» Task prompt
Show all lines that include the string "params"; copy each one.

» Records for this task

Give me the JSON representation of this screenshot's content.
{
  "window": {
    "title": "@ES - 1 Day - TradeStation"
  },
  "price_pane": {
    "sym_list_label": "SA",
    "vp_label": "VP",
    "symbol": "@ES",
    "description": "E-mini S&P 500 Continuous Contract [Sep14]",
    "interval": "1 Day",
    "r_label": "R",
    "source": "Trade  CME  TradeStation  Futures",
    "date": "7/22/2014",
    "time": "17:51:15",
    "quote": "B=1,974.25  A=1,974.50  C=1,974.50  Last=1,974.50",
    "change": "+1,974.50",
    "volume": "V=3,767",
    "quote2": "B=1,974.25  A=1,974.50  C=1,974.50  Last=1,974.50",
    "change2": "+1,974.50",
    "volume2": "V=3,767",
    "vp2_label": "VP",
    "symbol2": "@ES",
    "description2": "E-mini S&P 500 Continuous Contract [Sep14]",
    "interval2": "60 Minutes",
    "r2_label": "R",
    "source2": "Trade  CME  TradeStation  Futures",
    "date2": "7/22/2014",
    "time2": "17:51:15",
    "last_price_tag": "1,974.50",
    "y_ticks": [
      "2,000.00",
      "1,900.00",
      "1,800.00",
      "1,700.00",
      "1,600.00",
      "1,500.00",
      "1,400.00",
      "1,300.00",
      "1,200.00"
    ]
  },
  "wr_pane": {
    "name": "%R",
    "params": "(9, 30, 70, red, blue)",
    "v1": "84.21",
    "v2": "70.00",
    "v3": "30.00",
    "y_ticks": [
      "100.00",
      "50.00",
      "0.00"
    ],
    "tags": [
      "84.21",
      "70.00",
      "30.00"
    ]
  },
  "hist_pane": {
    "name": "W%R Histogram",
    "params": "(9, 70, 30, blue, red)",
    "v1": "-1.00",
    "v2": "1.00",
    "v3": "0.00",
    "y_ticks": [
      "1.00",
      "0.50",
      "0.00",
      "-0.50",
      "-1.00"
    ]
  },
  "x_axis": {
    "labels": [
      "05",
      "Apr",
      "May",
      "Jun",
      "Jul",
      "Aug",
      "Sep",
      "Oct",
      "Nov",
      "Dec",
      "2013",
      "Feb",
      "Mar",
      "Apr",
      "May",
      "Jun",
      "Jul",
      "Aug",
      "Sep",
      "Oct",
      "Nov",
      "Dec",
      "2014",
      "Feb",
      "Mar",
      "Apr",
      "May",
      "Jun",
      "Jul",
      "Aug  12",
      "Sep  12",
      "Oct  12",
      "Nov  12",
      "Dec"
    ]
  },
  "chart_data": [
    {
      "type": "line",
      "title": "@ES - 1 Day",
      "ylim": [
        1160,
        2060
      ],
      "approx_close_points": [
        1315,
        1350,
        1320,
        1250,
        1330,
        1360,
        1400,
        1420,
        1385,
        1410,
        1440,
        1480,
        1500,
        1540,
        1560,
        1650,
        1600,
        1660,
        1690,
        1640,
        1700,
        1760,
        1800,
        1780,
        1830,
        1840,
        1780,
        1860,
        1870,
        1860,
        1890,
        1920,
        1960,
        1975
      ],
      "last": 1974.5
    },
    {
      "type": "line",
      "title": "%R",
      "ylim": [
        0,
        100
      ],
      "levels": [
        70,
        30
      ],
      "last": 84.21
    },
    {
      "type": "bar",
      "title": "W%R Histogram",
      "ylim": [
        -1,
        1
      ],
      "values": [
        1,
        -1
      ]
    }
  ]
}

» Solution to the exercise
    "params": "(9, 30, 70, red, blue)",
    "params": "(9, 70, 30, blue, red)",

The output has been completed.